Description of the task: The response should hold each line from the entries below where "prefix" is found.

[Figure collection entries]
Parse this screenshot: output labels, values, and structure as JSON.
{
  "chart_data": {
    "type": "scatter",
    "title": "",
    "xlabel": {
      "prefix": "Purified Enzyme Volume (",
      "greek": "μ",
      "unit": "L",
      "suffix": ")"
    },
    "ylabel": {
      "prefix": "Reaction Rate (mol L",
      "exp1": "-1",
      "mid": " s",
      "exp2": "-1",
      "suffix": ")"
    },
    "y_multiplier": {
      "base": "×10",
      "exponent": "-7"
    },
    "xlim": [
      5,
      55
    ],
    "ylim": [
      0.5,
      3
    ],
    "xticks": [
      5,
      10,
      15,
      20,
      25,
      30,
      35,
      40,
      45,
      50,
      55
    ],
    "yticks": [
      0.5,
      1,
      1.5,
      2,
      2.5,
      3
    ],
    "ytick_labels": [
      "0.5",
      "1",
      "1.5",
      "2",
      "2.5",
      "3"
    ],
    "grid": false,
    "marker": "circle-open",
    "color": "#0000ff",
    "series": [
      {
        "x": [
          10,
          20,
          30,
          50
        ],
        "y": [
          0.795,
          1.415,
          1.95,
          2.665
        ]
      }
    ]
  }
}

Result of this task:
      "prefix": "Purified Enzyme Volume (",
      "prefix": "Reaction Rate (mol L",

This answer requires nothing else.